Output all the data exactly. Pictures do not belong in the copy.

---------- Supplied records

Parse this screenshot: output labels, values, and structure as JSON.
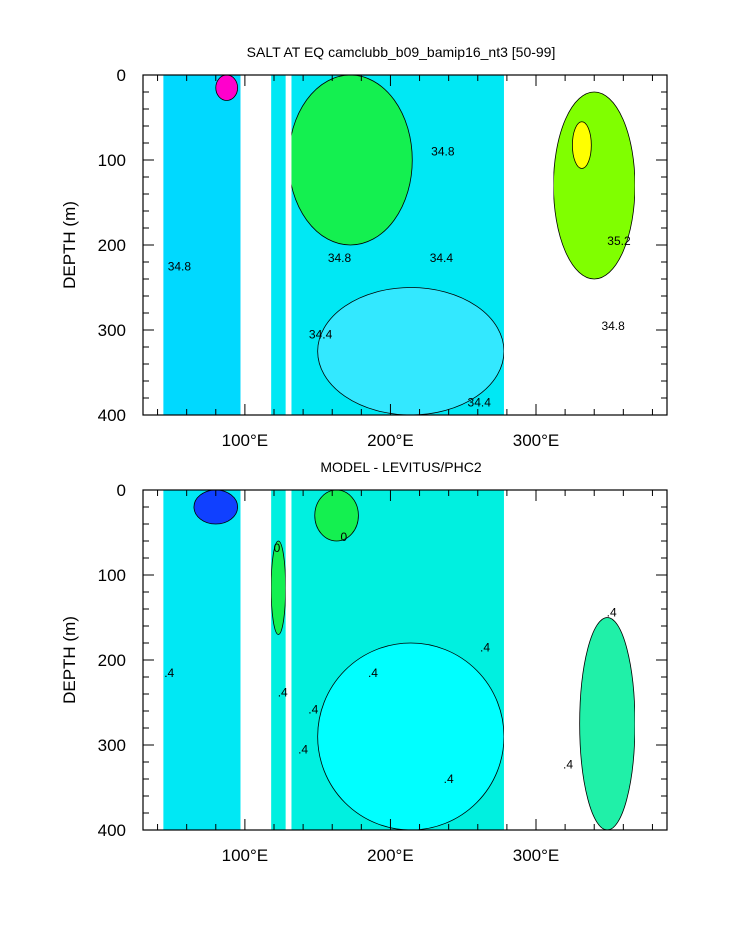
{
  "chart_data": [
    {
      "type": "contour",
      "title": "SALT AT EQ camclubb_b09_bamip16_nt3 [50-99]",
      "xlabel": "",
      "ylabel": "DEPTH (m)",
      "xlim": [
        30,
        390
      ],
      "ylim": [
        400,
        0
      ],
      "y_inverted": true,
      "x_ticks": [
        {
          "value": 100,
          "label": "100°E"
        },
        {
          "value": 200,
          "label": "200°E"
        },
        {
          "value": 300,
          "label": "300°E"
        }
      ],
      "y_ticks": [
        {
          "value": 0,
          "label": "0"
        },
        {
          "value": 100,
          "label": "100"
        },
        {
          "value": 200,
          "label": "200"
        },
        {
          "value": 300,
          "label": "300"
        },
        {
          "value": 400,
          "label": "400"
        }
      ],
      "masked_land_longitudes": [
        [
          97,
          118
        ],
        [
          128,
          132
        ],
        [
          278,
          312
        ],
        [
          368,
          390
        ]
      ],
      "regions": [
        {
          "name": "indian_ocean",
          "fill": "#00d9ff",
          "x_range": [
            44,
            97
          ]
        },
        {
          "name": "indian_surface_fresh_core",
          "fill": "#ff00cc",
          "x": [
            80,
            95
          ],
          "depth": [
            0,
            30
          ]
        },
        {
          "name": "pacific_interior",
          "fill": "#00e8f4",
          "x_range": [
            118,
            278
          ]
        },
        {
          "name": "pacific_upper_high_salinity",
          "fill": "#14f050",
          "x": [
            130,
            215
          ],
          "depth": [
            0,
            200
          ]
        },
        {
          "name": "pacific_lower_fresh",
          "fill": "#33e8ff",
          "x": [
            150,
            278
          ],
          "depth": [
            250,
            400
          ]
        },
        {
          "name": "atlantic_high_salinity",
          "fill": "#80ff00",
          "x": [
            312,
            368
          ],
          "depth": [
            20,
            240
          ]
        },
        {
          "name": "atlantic_salinity_max",
          "fill": "#ffff00",
          "x": [
            325,
            338
          ],
          "depth": [
            55,
            110
          ]
        }
      ],
      "contour_labels": [
        {
          "text": "34.8",
          "x": 236,
          "depth": 90
        },
        {
          "text": "34.8",
          "x": 55,
          "depth": 225
        },
        {
          "text": "34.8",
          "x": 165,
          "depth": 215
        },
        {
          "text": "34.4",
          "x": 235,
          "depth": 215
        },
        {
          "text": "34.4",
          "x": 152,
          "depth": 305
        },
        {
          "text": "35.2",
          "x": 357,
          "depth": 195
        },
        {
          "text": "34.8",
          "x": 353,
          "depth": 295
        },
        {
          "text": "34.4",
          "x": 261,
          "depth": 385
        }
      ]
    },
    {
      "type": "contour",
      "title": "MODEL - LEVITUS/PHC2",
      "xlabel": "",
      "ylabel": "DEPTH (m)",
      "xlim": [
        30,
        390
      ],
      "ylim": [
        400,
        0
      ],
      "y_inverted": true,
      "x_ticks": [
        {
          "value": 100,
          "label": "100°E"
        },
        {
          "value": 200,
          "label": "200°E"
        },
        {
          "value": 300,
          "label": "300°E"
        }
      ],
      "y_ticks": [
        {
          "value": 0,
          "label": "0"
        },
        {
          "value": 100,
          "label": "100"
        },
        {
          "value": 200,
          "label": "200"
        },
        {
          "value": 300,
          "label": "300"
        },
        {
          "value": 400,
          "label": "400"
        }
      ],
      "masked_land_longitudes": [
        [
          97,
          118
        ],
        [
          128,
          132
        ],
        [
          278,
          312
        ],
        [
          368,
          390
        ]
      ],
      "regions": [
        {
          "name": "indian_ocean",
          "fill": "#00e8f4",
          "x_range": [
            44,
            97
          ]
        },
        {
          "name": "indian_surface_fresh_core",
          "fill": "#1040ff",
          "x": [
            65,
            95
          ],
          "depth": [
            0,
            40
          ]
        },
        {
          "name": "pacific_interior",
          "fill": "#00f0e0",
          "x_range": [
            118,
            278
          ]
        },
        {
          "name": "pacific_surface_salty",
          "fill": "#14f050",
          "x": [
            148,
            178
          ],
          "depth": [
            0,
            60
          ]
        },
        {
          "name": "pacific_western_salty",
          "fill": "#14f050",
          "x": [
            118,
            128
          ],
          "depth": [
            60,
            170
          ]
        },
        {
          "name": "pacific_lower_fresh",
          "fill": "#00ffff",
          "x": [
            150,
            278
          ],
          "depth": [
            180,
            400
          ]
        },
        {
          "name": "atlantic_positive",
          "fill": "#20f0a8",
          "x": [
            330,
            368
          ],
          "depth": [
            150,
            400
          ]
        }
      ],
      "contour_labels": [
        {
          "text": "0",
          "x": 168,
          "depth": 55
        },
        {
          "text": "0",
          "x": 122,
          "depth": 68
        },
        {
          "text": ".4",
          "x": 48,
          "depth": 215
        },
        {
          "text": ".4",
          "x": 126,
          "depth": 238
        },
        {
          "text": ".4",
          "x": 188,
          "depth": 215
        },
        {
          "text": ".4",
          "x": 147,
          "depth": 258
        },
        {
          "text": ".4",
          "x": 265,
          "depth": 185
        },
        {
          "text": ".4",
          "x": 140,
          "depth": 305
        },
        {
          "text": ".4",
          "x": 240,
          "depth": 340
        },
        {
          "text": ".4",
          "x": 352,
          "depth": 144
        },
        {
          "text": ".4",
          "x": 322,
          "depth": 323
        }
      ]
    }
  ]
}
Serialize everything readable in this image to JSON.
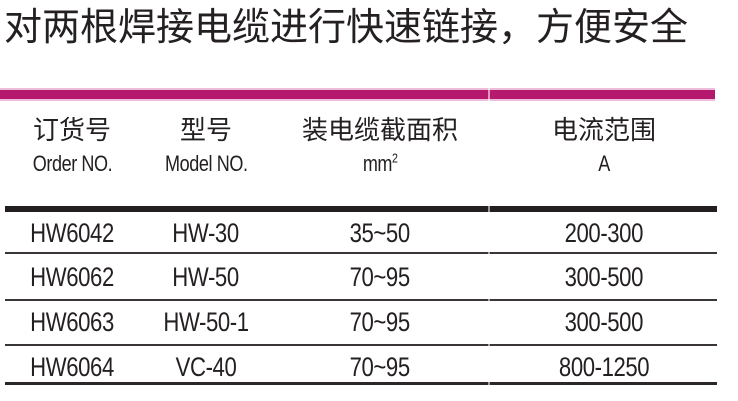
{
  "title": "对两根焊接电缆进行快速链接，方便安全",
  "colors": {
    "accent": "#b5196d",
    "accent_light": "#edbcd8",
    "rule_dark": "#231f20",
    "text": "#242021"
  },
  "table": {
    "columns": [
      {
        "zh": "订货号",
        "en": "Order NO."
      },
      {
        "zh": "型号",
        "en": "Model NO."
      },
      {
        "zh": "装电缆截面积",
        "en": "mm",
        "en_sup": "2"
      },
      {
        "zh": "电流范围",
        "en": "A"
      }
    ],
    "rows": [
      [
        "HW6042",
        "HW-30",
        "35~50",
        "200-300"
      ],
      [
        "HW6062",
        "HW-50",
        "70~95",
        "300-500"
      ],
      [
        "HW6063",
        "HW-50-1",
        "70~95",
        "300-500"
      ],
      [
        "HW6064",
        "VC-40",
        "70~95",
        "800-1250"
      ]
    ]
  }
}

--------------------

▶ _Answer in full_
Parse this screenshot: output labels, values, and structure as JSON.
{
  "chart_data": [
    {
      "type": "contour",
      "title": "SALT AT EQ camclubb_b09_bamip16_nt3 [50-99]",
      "xlabel": "",
      "ylabel": "DEPTH (m)",
      "xlim": [
        30,
        390
      ],
      "ylim": [
        400,
        0
      ],
      "y_inverted": true,
      "x_ticks": [
        {
          "value": 100,
          "label": "100°E"
        },
        {
          "value": 200,
          "label": "200°E"
        },
        {
          "value": 300,
          "label": "300°E"
        }
      ],
      "y_ticks": [
        {
          "value": 0,
          "label": "0"
        },
        {
          "value": 100,
          "label": "100"
        },
        {
          "value": 200,
          "label": "200"
        },
        {
          "value": 300,
          "label": "300"
        },
        {
          "value": 400,
          "label": "400"
        }
      ],
      "masked_land_longitudes": [
        [
          97,
          118
        ],
        [
          128,
          132
        ],
        [
          278,
          312
        ],
        [
          368,
          390
        ]
      ],
      "regions": [
        {
          "name": "indian_ocean",
          "fill": "#00d9ff",
          "x_range": [
            44,
            97
          ]
        },
        {
          "name": "indian_surface_fresh_core",
          "fill": "#ff00cc",
          "x": [
            80,
            95
          ],
          "depth": [
            0,
            30
          ]
        },
        {
          "name": "pacific_interior",
          "fill": "#00e8f4",
          "x_range": [
            118,
            278
          ]
        },
        {
          "name": "pacific_upper_high_salinity",
          "fill": "#14f050",
          "x": [
            130,
            215
          ],
          "depth": [
            0,
            200
          ]
        },
        {
          "name": "pacific_lower_fresh",
          "fill": "#33e8ff",
          "x": [
            150,
            278
          ],
          "depth": [
            250,
            400
          ]
        },
        {
          "name": "atlantic_high_salinity",
          "fill": "#80ff00",
          "x": [
            312,
            368
          ],
          "depth": [
            20,
            240
          ]
        },
        {
          "name": "atlantic_salinity_max",
          "fill": "#ffff00",
          "x": [
            325,
            338
          ],
          "depth": [
            55,
            110
          ]
        }
      ],
      "contour_labels": [
        {
          "text": "34.8",
          "x": 236,
          "depth": 90
        },
        {
          "text": "34.8",
          "x": 55,
          "depth": 225
        },
        {
          "text": "34.8",
          "x": 165,
          "depth": 215
        },
        {
          "text": "34.4",
          "x": 235,
          "depth": 215
        },
        {
          "text": "34.4",
          "x": 152,
          "depth": 305
        },
        {
          "text": "35.2",
          "x": 357,
          "depth": 195
        },
        {
          "text": "34.8",
          "x": 353,
          "depth": 295
        },
        {
          "text": "34.4",
          "x": 261,
          "depth": 385
        }
      ]
    },
    {
      "type": "contour",
      "title": "MODEL - LEVITUS/PHC2",
      "xlabel": "",
      "ylabel": "DEPTH (m)",
      "xlim": [
        30,
        390
      ],
      "ylim": [
        400,
        0
      ],
      "y_inverted": true,
      "x_ticks": [
        {
          "value": 100,
          "label": "100°E"
        },
        {
          "value": 200,
          "label": "200°E"
        },
        {
          "value": 300,
          "label": "300°E"
        }
      ],
      "y_ticks": [
        {
          "value": 0,
          "label": "0"
        },
        {
          "value": 100,
          "label": "100"
        },
        {
          "value": 200,
          "label": "200"
        },
        {
          "value": 300,
          "label": "300"
        },
        {
          "value": 400,
          "label": "400"
        }
      ],
      "masked_land_longitudes": [
        [
          97,
          118
        ],
        [
          128,
          132
        ],
        [
          278,
          312
        ],
        [
          368,
          390
        ]
      ],
      "regions": [
        {
          "name": "indian_ocean",
          "fill": "#00e8f4",
          "x_range": [
            44,
            97
          ]
        },
        {
          "name": "indian_surface_fresh_core",
          "fill": "#1040ff",
          "x": [
            65,
            95
          ],
          "depth": [
            0,
            40
          ]
        },
        {
          "name": "pacific_interior",
          "fill": "#00f0e0",
          "x_range": [
            118,
            278
          ]
        },
        {
          "name": "pacific_surface_salty",
          "fill": "#14f050",
          "x": [
            148,
            178
          ],
          "depth": [
            0,
            60
          ]
        },
        {
          "name": "pacific_western_salty",
          "fill": "#14f050",
          "x": [
            118,
            128
          ],
          "depth": [
            60,
            170
          ]
        },
        {
          "name": "pacific_lower_fresh",
          "fill": "#00ffff",
          "x": [
            150,
            278
          ],
          "depth": [
            180,
            400
          ]
        },
        {
          "name": "atlantic_positive",
          "fill": "#20f0a8",
          "x": [
            330,
            368
          ],
          "depth": [
            150,
            400
          ]
        }
      ],
      "contour_labels": [
        {
          "text": "0",
          "x": 168,
          "depth": 55
        },
        {
          "text": "0",
          "x": 122,
          "depth": 68
        },
        {
          "text": ".4",
          "x": 48,
          "depth": 215
        },
        {
          "text": ".4",
          "x": 126,
          "depth": 238
        },
        {
          "text": ".4",
          "x": 188,
          "depth": 215
        },
        {
          "text": ".4",
          "x": 147,
          "depth": 258
        },
        {
          "text": ".4",
          "x": 265,
          "depth": 185
        },
        {
          "text": ".4",
          "x": 140,
          "depth": 305
        },
        {
          "text": ".4",
          "x": 240,
          "depth": 340
        },
        {
          "text": ".4",
          "x": 352,
          "depth": 144
        },
        {
          "text": ".4",
          "x": 322,
          "depth": 323
        }
      ]
    }
  ]
}
Serialize everything readable in this image to JSON.
{
  "title": "对两根焊接电缆进行快速链接，方便安全",
  "colors": {
    "accent": "#b5196d",
    "accent_light": "#edbcd8",
    "rule_dark": "#231f20",
    "text": "#242021"
  },
  "table": {
    "columns": [
      {
        "zh": "订货号",
        "en": "Order NO."
      },
      {
        "zh": "型号",
        "en": "Model NO."
      },
      {
        "zh": "装电缆截面积",
        "en": "mm",
        "en_sup": "2"
      },
      {
        "zh": "电流范围",
        "en": "A"
      }
    ],
    "rows": [
      [
        "HW6042",
        "HW-30",
        "35~50",
        "200-300"
      ],
      [
        "HW6062",
        "HW-50",
        "70~95",
        "300-500"
      ],
      [
        "HW6063",
        "HW-50-1",
        "70~95",
        "300-500"
      ],
      [
        "HW6064",
        "VC-40",
        "70~95",
        "800-1250"
      ]
    ]
  }
}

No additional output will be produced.